■ Exercise objective ■
Can you give all the records again without altering a single character?

■ Excerpted data ■
..............................

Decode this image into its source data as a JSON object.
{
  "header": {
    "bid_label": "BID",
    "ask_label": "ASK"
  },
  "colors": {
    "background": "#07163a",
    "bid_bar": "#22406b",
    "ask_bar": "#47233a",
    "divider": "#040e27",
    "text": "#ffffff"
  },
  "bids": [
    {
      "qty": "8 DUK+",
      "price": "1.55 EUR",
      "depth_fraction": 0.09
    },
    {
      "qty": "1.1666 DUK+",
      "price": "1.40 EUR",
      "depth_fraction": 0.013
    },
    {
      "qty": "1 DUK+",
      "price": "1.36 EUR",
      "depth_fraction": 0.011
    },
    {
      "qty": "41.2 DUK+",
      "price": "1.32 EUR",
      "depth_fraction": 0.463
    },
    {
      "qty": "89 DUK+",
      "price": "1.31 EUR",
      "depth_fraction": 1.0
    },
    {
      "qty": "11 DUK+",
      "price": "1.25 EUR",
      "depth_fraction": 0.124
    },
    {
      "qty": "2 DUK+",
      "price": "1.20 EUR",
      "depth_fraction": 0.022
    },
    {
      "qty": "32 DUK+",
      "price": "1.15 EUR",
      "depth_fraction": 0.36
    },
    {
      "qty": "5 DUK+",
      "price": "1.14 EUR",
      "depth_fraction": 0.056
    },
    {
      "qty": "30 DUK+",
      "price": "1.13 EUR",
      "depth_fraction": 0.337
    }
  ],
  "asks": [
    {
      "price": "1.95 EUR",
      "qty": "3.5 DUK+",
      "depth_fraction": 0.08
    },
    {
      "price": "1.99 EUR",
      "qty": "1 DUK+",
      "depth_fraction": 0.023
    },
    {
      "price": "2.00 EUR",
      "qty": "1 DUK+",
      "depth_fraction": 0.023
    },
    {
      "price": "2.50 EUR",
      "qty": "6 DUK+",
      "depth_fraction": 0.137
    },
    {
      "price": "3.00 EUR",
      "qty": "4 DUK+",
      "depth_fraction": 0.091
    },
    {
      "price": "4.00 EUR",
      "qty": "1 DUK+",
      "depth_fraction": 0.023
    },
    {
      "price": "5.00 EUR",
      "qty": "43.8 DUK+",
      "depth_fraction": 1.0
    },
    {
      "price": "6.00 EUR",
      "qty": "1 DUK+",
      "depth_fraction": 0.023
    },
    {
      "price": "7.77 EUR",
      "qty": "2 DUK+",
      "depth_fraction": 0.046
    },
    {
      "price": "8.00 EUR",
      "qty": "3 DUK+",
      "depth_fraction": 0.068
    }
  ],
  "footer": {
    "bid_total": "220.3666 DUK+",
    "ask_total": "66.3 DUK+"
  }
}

..............................

■ Solution to this problem ■
Decode this image into its source data as a JSON object.
{
  "header": {
    "bid_label": "BID",
    "ask_label": "ASK"
  },
  "colors": {
    "background": "#07163a",
    "bid_bar": "#22406b",
    "ask_bar": "#47233a",
    "divider": "#040e27",
    "text": "#ffffff"
  },
  "bids": [
    {
      "qty": "8 DUK+",
      "price": "1.55 EUR",
      "depth_fraction": 0.09
    },
    {
      "qty": "1.1666 DUK+",
      "price": "1.40 EUR",
      "depth_fraction": 0.013
    },
    {
      "qty": "1 DUK+",
      "price": "1.36 EUR",
      "depth_fraction": 0.011
    },
    {
      "qty": "41.2 DUK+",
      "price": "1.32 EUR",
      "depth_fraction": 0.463
    },
    {
      "qty": "89 DUK+",
      "price": "1.31 EUR",
      "depth_fraction": 1.0
    },
    {
      "qty": "11 DUK+",
      "price": "1.25 EUR",
      "depth_fraction": 0.124
    },
    {
      "qty": "2 DUK+",
      "price": "1.20 EUR",
      "depth_fraction": 0.022
    },
    {
      "qty": "32 DUK+",
      "price": "1.15 EUR",
      "depth_fraction": 0.36
    },
    {
      "qty": "5 DUK+",
      "price": "1.14 EUR",
      "depth_fraction": 0.056
    },
    {
      "qty": "30 DUK+",
      "price": "1.13 EUR",
      "depth_fraction": 0.337
    }
  ],
  "asks": [
    {
      "price": "1.95 EUR",
      "qty": "3.5 DUK+",
      "depth_fraction": 0.08
    },
    {
      "price": "1.99 EUR",
      "qty": "1 DUK+",
      "depth_fraction": 0.023
    },
    {
      "price": "2.00 EUR",
      "qty": "1 DUK+",
      "depth_fraction": 0.023
    },
    {
      "price": "2.50 EUR",
      "qty": "6 DUK+",
      "depth_fraction": 0.137
    },
    {
      "price": "3.00 EUR",
      "qty": "4 DUK+",
      "depth_fraction": 0.091
    },
    {
      "price": "4.00 EUR",
      "qty": "1 DUK+",
      "depth_fraction": 0.023
    },
    {
      "price": "5.00 EUR",
      "qty": "43.8 DUK+",
      "depth_fraction": 1.0
    },
    {
      "price": "6.00 EUR",
      "qty": "1 DUK+",
      "depth_fraction": 0.023
    },
    {
      "price": "7.77 EUR",
      "qty": "2 DUK+",
      "depth_fraction": 0.046
    },
    {
      "price": "8.00 EUR",
      "qty": "3 DUK+",
      "depth_fraction": 0.068
    }
  ],
  "footer": {
    "bid_total": "220.3666 DUK+",
    "ask_total": "66.3 DUK+"
  }
}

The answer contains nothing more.